##### Raw data
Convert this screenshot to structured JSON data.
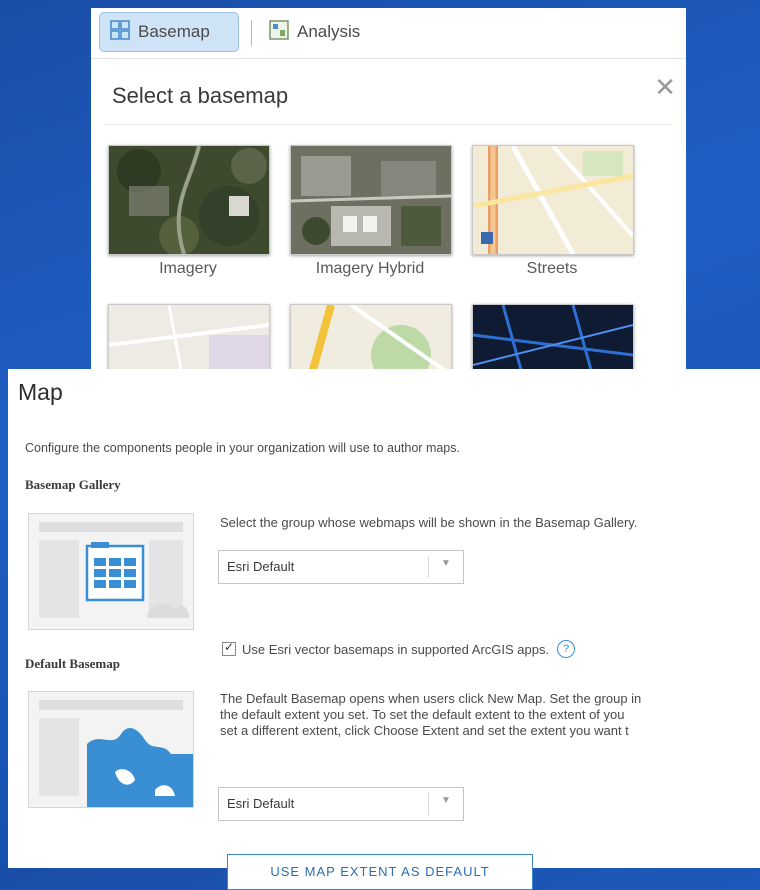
{
  "popup": {
    "tabs": [
      {
        "label": "Basemap",
        "icon": "basemap-grid-icon",
        "active": true
      },
      {
        "label": "Analysis",
        "icon": "analysis-icon",
        "active": false
      }
    ],
    "title": "Select a basemap",
    "close_icon": "close-icon",
    "basemaps": [
      {
        "label": "Imagery"
      },
      {
        "label": "Imagery Hybrid"
      },
      {
        "label": "Streets"
      },
      {
        "label": ""
      },
      {
        "label": ""
      },
      {
        "label": ""
      }
    ]
  },
  "panel": {
    "title": "Map",
    "description": "Configure the components people in your organization will use to author maps.",
    "basemap_gallery": {
      "heading": "Basemap Gallery",
      "text": "Select the group whose webmaps will be shown in the Basemap Gallery.",
      "select_value": "Esri Default",
      "checkbox_label": "Use Esri vector basemaps in supported ArcGIS apps.",
      "checkbox_checked": true
    },
    "default_basemap": {
      "heading": "Default Basemap",
      "text_lines": [
        "The Default Basemap opens when users click New Map. Set the group in",
        "the default extent you set. To set the default extent to the extent of you",
        "set a different extent, click Choose Extent and set the extent you want t"
      ],
      "select_value": "Esri Default",
      "button_label": "USE MAP EXTENT AS DEFAULT"
    }
  },
  "colors": {
    "accent": "#3a86c8",
    "background": "#1f5fc4"
  }
}
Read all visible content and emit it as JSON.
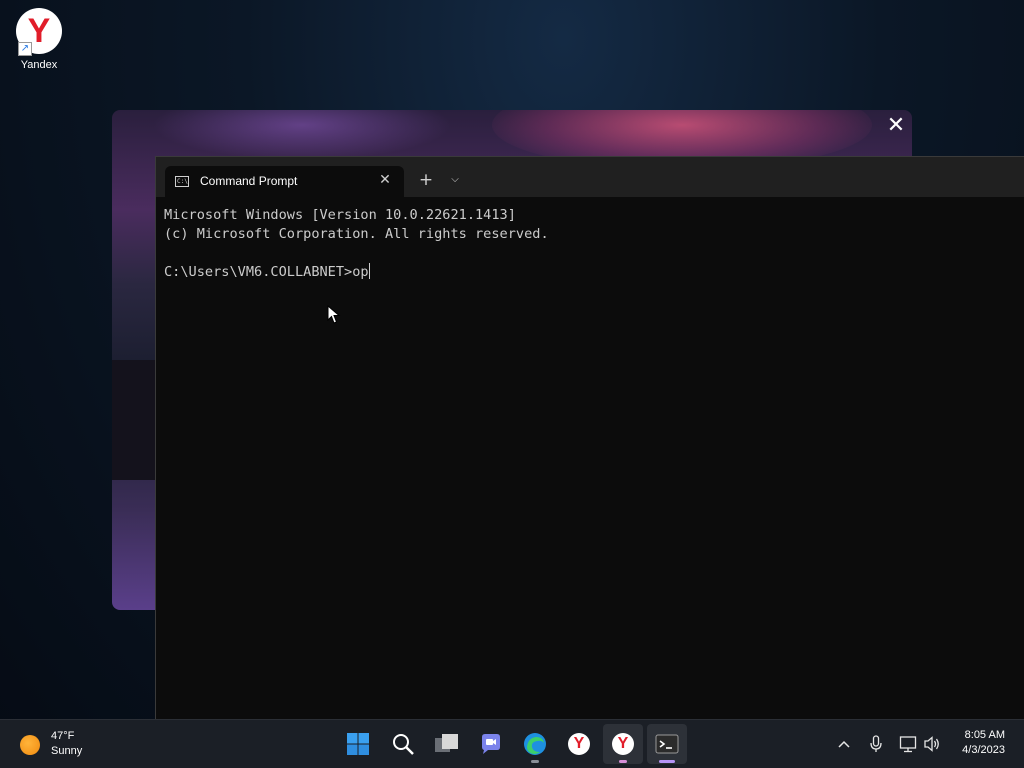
{
  "desktop": {
    "icons": [
      {
        "label": "Yandex",
        "glyph": "Y",
        "icon": "yandex-browser-icon"
      }
    ]
  },
  "snap_preview": {
    "close_glyph": "✕"
  },
  "terminal": {
    "tab": {
      "title": "Command Prompt",
      "icon": "cmd-icon",
      "icon_text": "C:\\",
      "close_glyph": "✕"
    },
    "new_tab_glyph": "+",
    "dropdown_glyph": "⌵",
    "lines": [
      "Microsoft Windows [Version 10.0.22621.1413]",
      "(c) Microsoft Corporation. All rights reserved.",
      "",
      "C:\\Users\\VM6.COLLABNET>op"
    ]
  },
  "taskbar": {
    "weather": {
      "temp": "47°F",
      "condition": "Sunny",
      "icon": "sun-icon"
    },
    "apps": [
      {
        "name": "start",
        "icon": "windows-start-icon"
      },
      {
        "name": "search",
        "icon": "search-icon"
      },
      {
        "name": "task-view",
        "icon": "task-view-icon"
      },
      {
        "name": "teams-chat",
        "icon": "teams-chat-icon"
      },
      {
        "name": "edge",
        "icon": "edge-icon"
      },
      {
        "name": "yandex",
        "icon": "yandex-browser-icon",
        "glyph": "Y"
      },
      {
        "name": "yandex-active",
        "icon": "yandex-browser-icon",
        "glyph": "Y"
      },
      {
        "name": "terminal",
        "icon": "terminal-icon"
      }
    ],
    "tray": {
      "chevron_glyph": "^",
      "mic_icon": "microphone-icon",
      "network_icon": "network-icon",
      "volume_icon": "speaker-icon"
    },
    "clock": {
      "time": "8:05 AM",
      "date": "4/3/2023"
    }
  },
  "colors": {
    "terminal_bg": "#0c0c0c",
    "titlebar_bg": "#202020",
    "taskbar_bg": "#1b1f26",
    "yandex_red": "#e11d2a",
    "edge_blue": "#1e90e0"
  }
}
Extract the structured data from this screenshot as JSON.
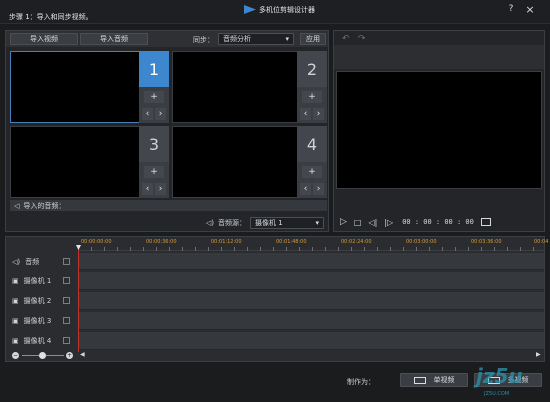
{
  "window": {
    "title": "多机位剪辑设计器",
    "step": "步骤 1：导入和同步视频。",
    "help": "?",
    "close": "×"
  },
  "toolbar": {
    "import_video": "导入视频",
    "import_audio": "导入音频",
    "sync_label": "同步：",
    "sync_value": "音频分析",
    "apply": "应用"
  },
  "cameras": [
    {
      "number": "1",
      "active": true
    },
    {
      "number": "2",
      "active": false
    },
    {
      "number": "3",
      "active": false
    },
    {
      "number": "4",
      "active": false
    }
  ],
  "imported_audio_label": "导入的音频：",
  "audio_source": {
    "label": "音频源：",
    "value": "摄像机 1"
  },
  "preview": {
    "timecode": "00 : 00 : 00 : 00"
  },
  "timeline": {
    "ruler": [
      "00:00:00:00",
      "00:00:36:00",
      "00:01:12:00",
      "00:01:48:00",
      "00:02:24:00",
      "00:03:00:00",
      "00:03:36:00",
      "00:04"
    ],
    "tracks": [
      {
        "label": "音频",
        "icon": "speaker-icon"
      },
      {
        "label": "摄像机 1",
        "icon": "camera-icon"
      },
      {
        "label": "摄像机 2",
        "icon": "camera-icon"
      },
      {
        "label": "摄像机 3",
        "icon": "camera-icon"
      },
      {
        "label": "摄像机 4",
        "icon": "camera-icon"
      }
    ]
  },
  "footer": {
    "make_label": "制作为：",
    "single_video": "单视频",
    "multi_video": "多视频",
    "watermark_big": "jz5u",
    "watermark_small": "JZ5U.COM"
  },
  "colors": {
    "accent": "#3d87cf",
    "playhead": "#c4302b",
    "ruler_text": "#d79a3b",
    "watermark": "#2a8fa8"
  }
}
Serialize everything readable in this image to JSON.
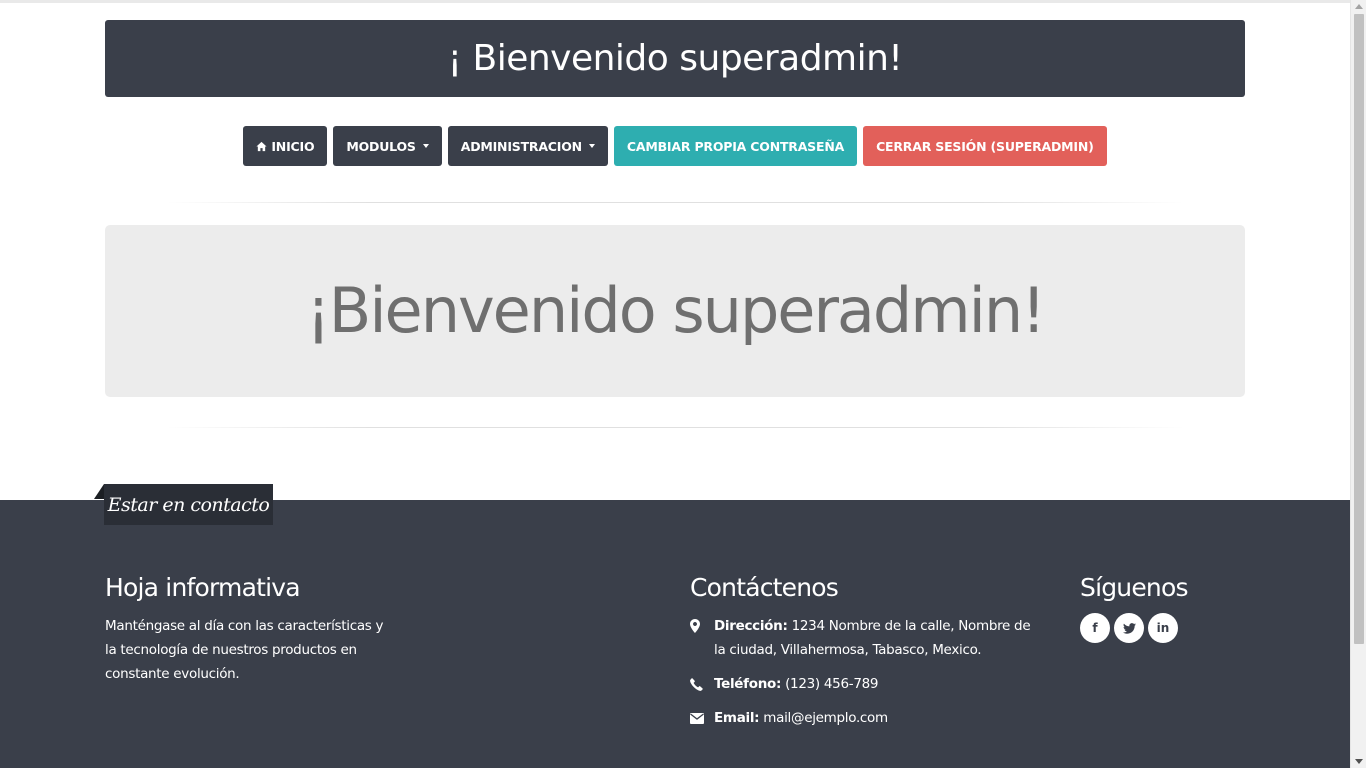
{
  "header": {
    "title": "¡ Bienvenido superadmin!"
  },
  "nav": {
    "home": "INICIO",
    "modules": "MODULOS",
    "admin": "ADMINISTRACION",
    "change_password": "CAMBIAR PROPIA CONTRASEÑA",
    "logout": "CERRAR SESIÓN (SUPERADMIN)"
  },
  "jumbotron": {
    "title": "¡Bienvenido superadmin!"
  },
  "footer": {
    "tab_label": "Estar en contacto",
    "newsletter": {
      "heading": "Hoja informativa",
      "text": "Manténgase al día con las características y la tecnología de nuestros productos en constante evolución."
    },
    "contact": {
      "heading": "Contáctenos",
      "address_label": "Dirección:",
      "address_value": "1234 Nombre de la calle, Nombre de la ciudad, Villahermosa, Tabasco, Mexico.",
      "phone_label": "Teléfono:",
      "phone_value": "(123) 456-789",
      "email_label": "Email:",
      "email_value": "mail@ejemplo.com"
    },
    "follow": {
      "heading": "Síguenos",
      "facebook": "f",
      "twitter": "t",
      "linkedin": "in"
    }
  },
  "colors": {
    "dark": "#3a3f4a",
    "teal": "#2eaeb0",
    "red": "#e2605a",
    "jumbotron_bg": "#ececec"
  },
  "icons": [
    "home-icon",
    "caret-down-icon",
    "map-pin-icon",
    "phone-icon",
    "envelope-icon",
    "facebook-icon",
    "twitter-icon",
    "linkedin-icon"
  ]
}
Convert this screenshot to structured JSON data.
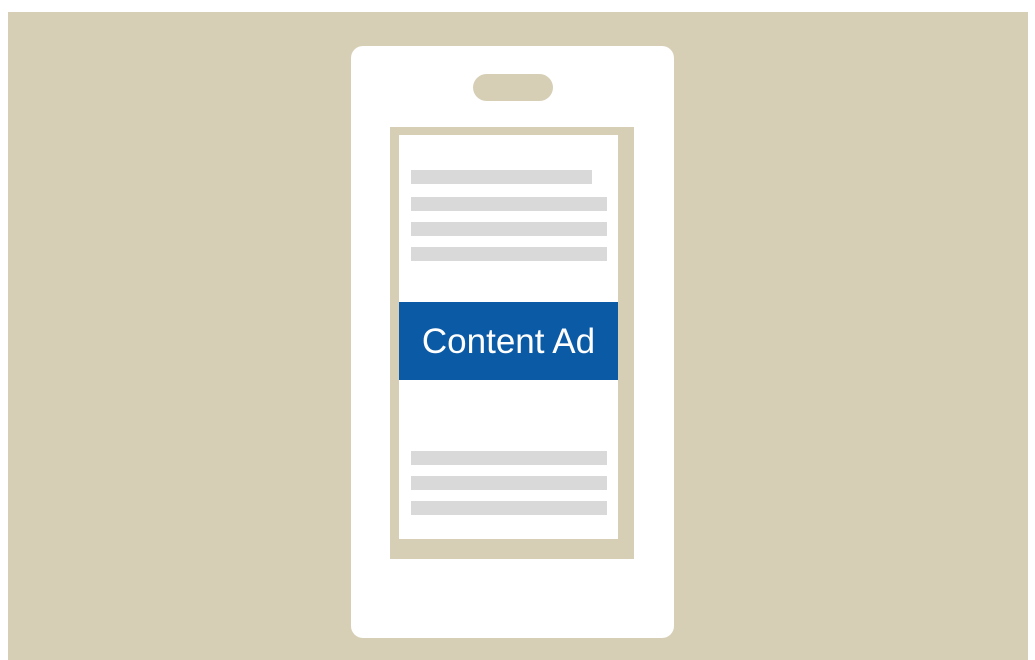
{
  "colors": {
    "backdrop": "#d6cfb6",
    "phone_body": "#ffffff",
    "screen_frame": "#d6cfb6",
    "placeholder_line": "#d9d9d9",
    "ad_background": "#0b5aa6",
    "ad_text": "#ffffff"
  },
  "ad": {
    "label": "Content Ad"
  }
}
##########
*Aim of the exercise*
Every entry above should be duplicated exactly. Do not include the images.

*Written answer*
Convert this screenshot to structured JSON data.
{
  "popup": {
    "tabs": [
      {
        "label": "Basemap",
        "icon": "basemap-grid-icon",
        "active": true
      },
      {
        "label": "Analysis",
        "icon": "analysis-icon",
        "active": false
      }
    ],
    "title": "Select a basemap",
    "close_icon": "close-icon",
    "basemaps": [
      {
        "label": "Imagery"
      },
      {
        "label": "Imagery Hybrid"
      },
      {
        "label": "Streets"
      },
      {
        "label": ""
      },
      {
        "label": ""
      },
      {
        "label": ""
      }
    ]
  },
  "panel": {
    "title": "Map",
    "description": "Configure the components people in your organization will use to author maps.",
    "basemap_gallery": {
      "heading": "Basemap Gallery",
      "text": "Select the group whose webmaps will be shown in the Basemap Gallery.",
      "select_value": "Esri Default",
      "checkbox_label": "Use Esri vector basemaps in supported ArcGIS apps.",
      "checkbox_checked": true
    },
    "default_basemap": {
      "heading": "Default Basemap",
      "text_lines": [
        "The Default Basemap opens when users click New Map. Set the group in",
        "the default extent you set. To set the default extent to the extent of you",
        "set a different extent, click Choose Extent and set the extent you want t"
      ],
      "select_value": "Esri Default",
      "button_label": "USE MAP EXTENT AS DEFAULT"
    }
  },
  "colors": {
    "accent": "#3a86c8",
    "background": "#1f5fc4"
  }
}
Read all visible content and emit it as JSON.
{
  "desktop": {
    "icons": [
      {
        "label": "Yandex",
        "glyph": "Y",
        "icon": "yandex-browser-icon"
      }
    ]
  },
  "snap_preview": {
    "close_glyph": "✕"
  },
  "terminal": {
    "tab": {
      "title": "Command Prompt",
      "icon": "cmd-icon",
      "icon_text": "C:\\",
      "close_glyph": "✕"
    },
    "new_tab_glyph": "+",
    "dropdown_glyph": "⌵",
    "lines": [
      "Microsoft Windows [Version 10.0.22621.1413]",
      "(c) Microsoft Corporation. All rights reserved.",
      "",
      "C:\\Users\\VM6.COLLABNET>op"
    ]
  },
  "taskbar": {
    "weather": {
      "temp": "47°F",
      "condition": "Sunny",
      "icon": "sun-icon"
    },
    "apps": [
      {
        "name": "start",
        "icon": "windows-start-icon"
      },
      {
        "name": "search",
        "icon": "search-icon"
      },
      {
        "name": "task-view",
        "icon": "task-view-icon"
      },
      {
        "name": "teams-chat",
        "icon": "teams-chat-icon"
      },
      {
        "name": "edge",
        "icon": "edge-icon"
      },
      {
        "name": "yandex",
        "icon": "yandex-browser-icon",
        "glyph": "Y"
      },
      {
        "name": "yandex-active",
        "icon": "yandex-browser-icon",
        "glyph": "Y"
      },
      {
        "name": "terminal",
        "icon": "terminal-icon"
      }
    ],
    "tray": {
      "chevron_glyph": "^",
      "mic_icon": "microphone-icon",
      "network_icon": "network-icon",
      "volume_icon": "speaker-icon"
    },
    "clock": {
      "time": "8:05 AM",
      "date": "4/3/2023"
    }
  },
  "colors": {
    "terminal_bg": "#0c0c0c",
    "titlebar_bg": "#202020",
    "taskbar_bg": "#1b1f26",
    "yandex_red": "#e11d2a",
    "edge_blue": "#1e90e0"
  }
}
Extract the structured data from this screenshot as JSON.
{
  "window": {
    "title": "多机位剪辑设计器",
    "step": "步骤 1：导入和同步视频。",
    "help": "?",
    "close": "×"
  },
  "toolbar": {
    "import_video": "导入视频",
    "import_audio": "导入音频",
    "sync_label": "同步：",
    "sync_value": "音频分析",
    "apply": "应用"
  },
  "cameras": [
    {
      "number": "1",
      "active": true
    },
    {
      "number": "2",
      "active": false
    },
    {
      "number": "3",
      "active": false
    },
    {
      "number": "4",
      "active": false
    }
  ],
  "imported_audio_label": "导入的音频：",
  "audio_source": {
    "label": "音频源：",
    "value": "摄像机 1"
  },
  "preview": {
    "timecode": "00 : 00 : 00 : 00"
  },
  "timeline": {
    "ruler": [
      "00:00:00:00",
      "00:00:36:00",
      "00:01:12:00",
      "00:01:48:00",
      "00:02:24:00",
      "00:03:00:00",
      "00:03:36:00",
      "00:04"
    ],
    "tracks": [
      {
        "label": "音频",
        "icon": "speaker-icon"
      },
      {
        "label": "摄像机 1",
        "icon": "camera-icon"
      },
      {
        "label": "摄像机 2",
        "icon": "camera-icon"
      },
      {
        "label": "摄像机 3",
        "icon": "camera-icon"
      },
      {
        "label": "摄像机 4",
        "icon": "camera-icon"
      }
    ]
  },
  "footer": {
    "make_label": "制作为：",
    "single_video": "单视频",
    "multi_video": "多视频",
    "watermark_big": "jz5u",
    "watermark_small": "JZ5U.COM"
  },
  "colors": {
    "accent": "#3d87cf",
    "playhead": "#c4302b",
    "ruler_text": "#d79a3b",
    "watermark": "#2a8fa8"
  }
}
Serialize everything readable in this image to JSON.
{
  "header": {
    "title": "¡ Bienvenido superadmin!"
  },
  "nav": {
    "home": "INICIO",
    "modules": "MODULOS",
    "admin": "ADMINISTRACION",
    "change_password": "CAMBIAR PROPIA CONTRASEÑA",
    "logout": "CERRAR SESIÓN (SUPERADMIN)"
  },
  "jumbotron": {
    "title": "¡Bienvenido superadmin!"
  },
  "footer": {
    "tab_label": "Estar en contacto",
    "newsletter": {
      "heading": "Hoja informativa",
      "text": "Manténgase al día con las características y la tecnología de nuestros productos en constante evolución."
    },
    "contact": {
      "heading": "Contáctenos",
      "address_label": "Dirección:",
      "address_value": "1234 Nombre de la calle, Nombre de la ciudad, Villahermosa, Tabasco, Mexico.",
      "phone_label": "Teléfono:",
      "phone_value": "(123) 456-789",
      "email_label": "Email:",
      "email_value": "mail@ejemplo.com"
    },
    "follow": {
      "heading": "Síguenos",
      "facebook": "f",
      "twitter": "t",
      "linkedin": "in"
    }
  },
  "colors": {
    "dark": "#3a3f4a",
    "teal": "#2eaeb0",
    "red": "#e2605a",
    "jumbotron_bg": "#ececec"
  },
  "icons": [
    "home-icon",
    "caret-down-icon",
    "map-pin-icon",
    "phone-icon",
    "envelope-icon",
    "facebook-icon",
    "twitter-icon",
    "linkedin-icon"
  ]
}
Convert this screenshot to structured JSON data.
{
  "colors": {
    "backdrop": "#d6cfb6",
    "phone_body": "#ffffff",
    "screen_frame": "#d6cfb6",
    "placeholder_line": "#d9d9d9",
    "ad_background": "#0b5aa6",
    "ad_text": "#ffffff"
  },
  "ad": {
    "label": "Content Ad"
  }
}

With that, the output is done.